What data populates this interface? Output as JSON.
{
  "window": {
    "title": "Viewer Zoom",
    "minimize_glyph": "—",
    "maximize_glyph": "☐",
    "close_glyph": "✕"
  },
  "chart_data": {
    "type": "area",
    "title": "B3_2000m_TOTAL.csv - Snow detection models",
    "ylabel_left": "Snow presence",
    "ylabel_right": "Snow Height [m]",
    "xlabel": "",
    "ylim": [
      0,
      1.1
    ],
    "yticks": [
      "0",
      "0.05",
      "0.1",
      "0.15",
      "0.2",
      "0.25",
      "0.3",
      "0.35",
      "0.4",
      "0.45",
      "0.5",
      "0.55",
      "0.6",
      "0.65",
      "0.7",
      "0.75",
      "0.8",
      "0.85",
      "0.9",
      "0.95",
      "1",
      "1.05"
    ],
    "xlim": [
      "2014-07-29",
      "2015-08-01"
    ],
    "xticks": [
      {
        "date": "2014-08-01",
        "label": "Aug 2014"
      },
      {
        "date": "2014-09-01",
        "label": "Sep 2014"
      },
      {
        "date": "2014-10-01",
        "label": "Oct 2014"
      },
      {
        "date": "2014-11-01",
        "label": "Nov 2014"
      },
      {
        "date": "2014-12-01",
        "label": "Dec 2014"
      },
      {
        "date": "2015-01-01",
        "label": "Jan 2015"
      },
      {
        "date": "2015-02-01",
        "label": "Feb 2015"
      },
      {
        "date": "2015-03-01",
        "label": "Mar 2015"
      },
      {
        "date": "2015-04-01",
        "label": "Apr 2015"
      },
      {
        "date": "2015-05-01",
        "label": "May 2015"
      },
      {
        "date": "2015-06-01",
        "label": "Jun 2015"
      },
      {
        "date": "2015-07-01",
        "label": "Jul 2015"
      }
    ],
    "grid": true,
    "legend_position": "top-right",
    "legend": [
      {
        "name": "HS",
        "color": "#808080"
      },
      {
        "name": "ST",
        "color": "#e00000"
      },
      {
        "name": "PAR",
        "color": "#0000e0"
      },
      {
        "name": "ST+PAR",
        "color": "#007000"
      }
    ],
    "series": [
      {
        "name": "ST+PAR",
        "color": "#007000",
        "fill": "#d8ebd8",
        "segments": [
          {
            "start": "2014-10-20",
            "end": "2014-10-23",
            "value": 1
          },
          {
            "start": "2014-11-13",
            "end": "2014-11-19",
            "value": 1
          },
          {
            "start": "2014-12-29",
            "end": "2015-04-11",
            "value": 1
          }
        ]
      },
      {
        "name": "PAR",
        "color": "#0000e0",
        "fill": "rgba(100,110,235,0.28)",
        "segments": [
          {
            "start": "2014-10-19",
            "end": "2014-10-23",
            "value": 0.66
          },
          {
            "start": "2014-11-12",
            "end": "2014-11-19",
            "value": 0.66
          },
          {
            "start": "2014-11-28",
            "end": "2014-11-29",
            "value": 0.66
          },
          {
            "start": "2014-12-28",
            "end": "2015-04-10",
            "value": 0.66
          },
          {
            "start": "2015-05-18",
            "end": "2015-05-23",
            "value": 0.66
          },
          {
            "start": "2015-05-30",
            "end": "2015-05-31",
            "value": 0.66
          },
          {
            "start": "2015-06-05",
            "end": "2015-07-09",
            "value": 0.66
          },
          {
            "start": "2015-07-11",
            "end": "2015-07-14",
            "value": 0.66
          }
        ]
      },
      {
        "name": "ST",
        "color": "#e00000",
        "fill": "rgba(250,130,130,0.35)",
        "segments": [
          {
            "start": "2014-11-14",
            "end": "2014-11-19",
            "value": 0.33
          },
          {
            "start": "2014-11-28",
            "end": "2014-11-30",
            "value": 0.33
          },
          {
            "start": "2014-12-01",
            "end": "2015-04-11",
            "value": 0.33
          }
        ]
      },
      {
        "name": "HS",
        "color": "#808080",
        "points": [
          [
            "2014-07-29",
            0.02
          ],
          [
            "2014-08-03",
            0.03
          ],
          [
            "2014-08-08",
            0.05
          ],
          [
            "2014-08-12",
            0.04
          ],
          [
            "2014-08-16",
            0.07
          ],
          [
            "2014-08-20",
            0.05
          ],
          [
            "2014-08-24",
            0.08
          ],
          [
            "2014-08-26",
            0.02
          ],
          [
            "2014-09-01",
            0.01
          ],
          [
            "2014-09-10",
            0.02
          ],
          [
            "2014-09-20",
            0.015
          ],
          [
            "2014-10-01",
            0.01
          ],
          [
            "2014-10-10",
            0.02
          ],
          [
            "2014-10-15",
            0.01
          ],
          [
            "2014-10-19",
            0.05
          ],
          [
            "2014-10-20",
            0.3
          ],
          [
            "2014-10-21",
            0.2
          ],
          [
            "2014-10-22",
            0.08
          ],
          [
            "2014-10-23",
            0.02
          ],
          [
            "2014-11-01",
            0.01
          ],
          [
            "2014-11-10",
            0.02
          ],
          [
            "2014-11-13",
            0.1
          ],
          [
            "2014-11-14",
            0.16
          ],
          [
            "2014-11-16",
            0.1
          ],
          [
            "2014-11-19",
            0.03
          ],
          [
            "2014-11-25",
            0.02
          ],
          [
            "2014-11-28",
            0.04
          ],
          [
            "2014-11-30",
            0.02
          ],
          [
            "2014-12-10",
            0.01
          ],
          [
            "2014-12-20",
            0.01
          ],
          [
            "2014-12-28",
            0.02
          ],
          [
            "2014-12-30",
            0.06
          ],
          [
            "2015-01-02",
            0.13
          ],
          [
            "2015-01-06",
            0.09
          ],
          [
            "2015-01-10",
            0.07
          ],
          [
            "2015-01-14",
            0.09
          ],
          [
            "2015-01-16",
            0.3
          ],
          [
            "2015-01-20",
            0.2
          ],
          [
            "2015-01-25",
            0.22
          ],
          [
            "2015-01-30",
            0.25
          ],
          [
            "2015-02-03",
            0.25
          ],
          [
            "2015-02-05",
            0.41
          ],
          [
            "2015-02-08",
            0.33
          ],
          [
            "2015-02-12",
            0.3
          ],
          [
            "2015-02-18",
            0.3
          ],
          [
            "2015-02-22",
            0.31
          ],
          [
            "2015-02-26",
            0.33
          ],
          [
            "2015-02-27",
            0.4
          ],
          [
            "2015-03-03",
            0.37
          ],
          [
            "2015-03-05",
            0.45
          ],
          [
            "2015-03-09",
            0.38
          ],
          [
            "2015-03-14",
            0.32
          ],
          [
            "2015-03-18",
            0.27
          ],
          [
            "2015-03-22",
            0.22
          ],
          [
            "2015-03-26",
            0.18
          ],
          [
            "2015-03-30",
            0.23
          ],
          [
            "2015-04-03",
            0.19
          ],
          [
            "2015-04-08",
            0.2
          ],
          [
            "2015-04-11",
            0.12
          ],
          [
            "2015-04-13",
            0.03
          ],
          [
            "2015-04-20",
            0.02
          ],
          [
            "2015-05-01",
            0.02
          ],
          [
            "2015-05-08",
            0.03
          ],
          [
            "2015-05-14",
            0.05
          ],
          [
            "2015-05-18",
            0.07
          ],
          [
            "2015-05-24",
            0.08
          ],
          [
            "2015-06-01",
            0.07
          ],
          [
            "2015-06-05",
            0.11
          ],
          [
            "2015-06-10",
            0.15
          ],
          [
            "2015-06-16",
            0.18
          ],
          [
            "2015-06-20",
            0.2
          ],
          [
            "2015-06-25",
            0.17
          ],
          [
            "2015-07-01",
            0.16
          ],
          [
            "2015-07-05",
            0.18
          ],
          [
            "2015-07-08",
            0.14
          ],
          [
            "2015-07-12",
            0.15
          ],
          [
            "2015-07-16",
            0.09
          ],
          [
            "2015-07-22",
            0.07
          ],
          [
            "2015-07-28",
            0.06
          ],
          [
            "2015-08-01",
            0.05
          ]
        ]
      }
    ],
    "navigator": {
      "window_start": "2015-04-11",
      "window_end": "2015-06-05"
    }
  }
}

┄┄┄┄┄┄┄┄┄┄┄┄┄┄┄┄┄┄┄┄

SET TASK = Check each line above for the word "Snow" and copy the ones that have it.

RESULT OF THE TASK =
    "title": "B3_2000m_TOTAL.csv - Snow detection models",
    "ylabel_left": "Snow presence",
    "ylabel_right": "Snow Height [m]",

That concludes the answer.